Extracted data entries
****************************************

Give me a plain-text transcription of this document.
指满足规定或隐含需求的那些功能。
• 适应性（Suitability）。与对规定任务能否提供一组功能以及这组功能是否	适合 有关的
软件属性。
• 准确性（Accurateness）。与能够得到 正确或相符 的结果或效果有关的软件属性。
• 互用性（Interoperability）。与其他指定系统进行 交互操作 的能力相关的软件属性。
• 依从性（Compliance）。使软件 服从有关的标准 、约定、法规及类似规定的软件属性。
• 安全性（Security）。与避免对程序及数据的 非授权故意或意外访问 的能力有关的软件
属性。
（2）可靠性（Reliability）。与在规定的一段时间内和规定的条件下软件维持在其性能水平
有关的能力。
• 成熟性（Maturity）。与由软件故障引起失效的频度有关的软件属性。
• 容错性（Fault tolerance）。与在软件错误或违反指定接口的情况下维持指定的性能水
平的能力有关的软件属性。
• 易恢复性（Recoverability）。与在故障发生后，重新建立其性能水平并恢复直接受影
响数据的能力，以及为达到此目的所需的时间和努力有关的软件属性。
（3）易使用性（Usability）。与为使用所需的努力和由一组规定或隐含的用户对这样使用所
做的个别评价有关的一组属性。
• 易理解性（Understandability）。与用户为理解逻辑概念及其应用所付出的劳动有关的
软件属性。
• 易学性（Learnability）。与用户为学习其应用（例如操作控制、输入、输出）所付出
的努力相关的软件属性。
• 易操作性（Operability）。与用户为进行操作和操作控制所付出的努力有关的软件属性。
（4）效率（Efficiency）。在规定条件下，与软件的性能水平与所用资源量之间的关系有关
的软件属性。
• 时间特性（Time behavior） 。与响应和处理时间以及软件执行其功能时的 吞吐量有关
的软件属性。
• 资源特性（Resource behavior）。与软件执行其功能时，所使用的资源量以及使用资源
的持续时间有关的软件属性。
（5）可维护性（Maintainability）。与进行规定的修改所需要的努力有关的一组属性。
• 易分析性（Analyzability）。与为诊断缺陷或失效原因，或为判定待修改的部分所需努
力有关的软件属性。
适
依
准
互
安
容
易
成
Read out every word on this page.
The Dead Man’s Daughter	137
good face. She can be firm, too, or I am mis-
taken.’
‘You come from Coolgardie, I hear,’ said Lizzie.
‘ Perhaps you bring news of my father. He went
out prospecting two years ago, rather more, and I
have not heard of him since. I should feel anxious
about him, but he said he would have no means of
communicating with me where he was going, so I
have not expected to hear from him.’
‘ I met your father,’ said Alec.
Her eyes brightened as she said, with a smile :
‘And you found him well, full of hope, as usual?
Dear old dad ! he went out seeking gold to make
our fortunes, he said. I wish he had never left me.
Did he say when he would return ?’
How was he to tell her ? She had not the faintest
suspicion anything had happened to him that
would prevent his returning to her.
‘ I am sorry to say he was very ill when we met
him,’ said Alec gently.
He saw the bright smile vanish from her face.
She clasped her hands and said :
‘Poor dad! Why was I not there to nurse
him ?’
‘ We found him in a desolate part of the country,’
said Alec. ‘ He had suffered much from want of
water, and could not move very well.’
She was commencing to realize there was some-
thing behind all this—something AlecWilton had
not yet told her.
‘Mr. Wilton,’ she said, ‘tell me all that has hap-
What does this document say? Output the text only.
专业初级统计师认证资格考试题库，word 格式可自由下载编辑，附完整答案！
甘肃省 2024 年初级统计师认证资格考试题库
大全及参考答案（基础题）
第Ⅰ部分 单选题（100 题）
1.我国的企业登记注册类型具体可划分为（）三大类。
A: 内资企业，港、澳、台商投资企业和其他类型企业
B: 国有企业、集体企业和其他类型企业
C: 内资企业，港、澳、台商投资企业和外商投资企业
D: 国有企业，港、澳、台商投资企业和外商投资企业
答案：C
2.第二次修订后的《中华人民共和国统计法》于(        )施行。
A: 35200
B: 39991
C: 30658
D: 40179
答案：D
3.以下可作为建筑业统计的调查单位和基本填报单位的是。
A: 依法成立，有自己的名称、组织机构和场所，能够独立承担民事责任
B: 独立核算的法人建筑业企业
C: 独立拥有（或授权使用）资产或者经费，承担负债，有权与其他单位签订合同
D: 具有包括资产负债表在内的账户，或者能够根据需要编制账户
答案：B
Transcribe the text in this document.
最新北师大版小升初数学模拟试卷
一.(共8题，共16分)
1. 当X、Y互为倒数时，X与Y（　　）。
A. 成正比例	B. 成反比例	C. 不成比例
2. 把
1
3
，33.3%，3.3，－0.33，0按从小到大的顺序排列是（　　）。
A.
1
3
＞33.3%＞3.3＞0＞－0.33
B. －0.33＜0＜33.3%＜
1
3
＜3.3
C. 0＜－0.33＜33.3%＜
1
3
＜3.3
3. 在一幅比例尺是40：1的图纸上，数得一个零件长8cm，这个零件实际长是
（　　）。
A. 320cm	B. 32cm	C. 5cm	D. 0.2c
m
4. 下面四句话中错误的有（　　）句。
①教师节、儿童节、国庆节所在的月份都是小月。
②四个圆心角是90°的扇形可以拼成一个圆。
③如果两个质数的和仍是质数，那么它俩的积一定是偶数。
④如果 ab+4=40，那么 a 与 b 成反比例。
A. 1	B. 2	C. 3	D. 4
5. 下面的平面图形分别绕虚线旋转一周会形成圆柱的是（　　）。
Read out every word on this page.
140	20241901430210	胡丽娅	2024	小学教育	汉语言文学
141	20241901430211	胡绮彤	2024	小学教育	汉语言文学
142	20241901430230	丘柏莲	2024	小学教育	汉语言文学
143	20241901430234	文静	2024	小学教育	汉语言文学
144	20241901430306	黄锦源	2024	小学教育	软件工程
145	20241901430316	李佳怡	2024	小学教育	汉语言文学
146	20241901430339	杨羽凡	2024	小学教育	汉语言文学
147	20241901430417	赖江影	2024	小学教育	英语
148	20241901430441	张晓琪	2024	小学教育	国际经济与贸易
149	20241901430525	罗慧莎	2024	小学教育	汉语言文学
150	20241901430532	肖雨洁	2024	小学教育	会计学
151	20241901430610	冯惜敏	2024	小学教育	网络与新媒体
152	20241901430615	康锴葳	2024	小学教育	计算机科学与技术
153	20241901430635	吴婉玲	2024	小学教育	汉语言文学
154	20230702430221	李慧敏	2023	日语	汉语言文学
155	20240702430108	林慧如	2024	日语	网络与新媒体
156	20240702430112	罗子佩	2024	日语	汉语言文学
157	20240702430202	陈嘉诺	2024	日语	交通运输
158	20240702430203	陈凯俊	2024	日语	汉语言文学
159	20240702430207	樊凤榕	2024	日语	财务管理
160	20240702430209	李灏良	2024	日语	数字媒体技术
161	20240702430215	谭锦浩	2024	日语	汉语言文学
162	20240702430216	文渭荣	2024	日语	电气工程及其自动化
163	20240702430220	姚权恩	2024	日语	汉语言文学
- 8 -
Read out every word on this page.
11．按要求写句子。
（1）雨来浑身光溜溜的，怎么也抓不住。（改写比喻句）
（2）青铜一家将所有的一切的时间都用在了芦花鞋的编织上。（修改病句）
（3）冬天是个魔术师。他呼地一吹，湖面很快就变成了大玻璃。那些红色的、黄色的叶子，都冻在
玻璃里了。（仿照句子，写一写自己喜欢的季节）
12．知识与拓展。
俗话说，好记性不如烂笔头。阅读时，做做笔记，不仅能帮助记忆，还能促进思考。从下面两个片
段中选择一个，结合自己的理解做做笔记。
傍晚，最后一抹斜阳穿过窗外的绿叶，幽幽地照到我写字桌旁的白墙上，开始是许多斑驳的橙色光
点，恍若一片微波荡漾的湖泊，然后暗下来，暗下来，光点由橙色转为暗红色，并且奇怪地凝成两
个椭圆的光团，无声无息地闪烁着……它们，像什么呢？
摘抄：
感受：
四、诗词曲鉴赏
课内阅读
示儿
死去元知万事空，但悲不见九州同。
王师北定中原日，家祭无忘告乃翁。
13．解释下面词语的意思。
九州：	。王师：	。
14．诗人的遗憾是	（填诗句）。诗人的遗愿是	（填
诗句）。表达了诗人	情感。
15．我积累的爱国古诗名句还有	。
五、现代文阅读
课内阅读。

****************************************

Copy out every line of the material above that mentions the word "went".

Final answer>
‘ Perhaps you bring news of my father. He went
Dear old dad ! he went out seeking gold to make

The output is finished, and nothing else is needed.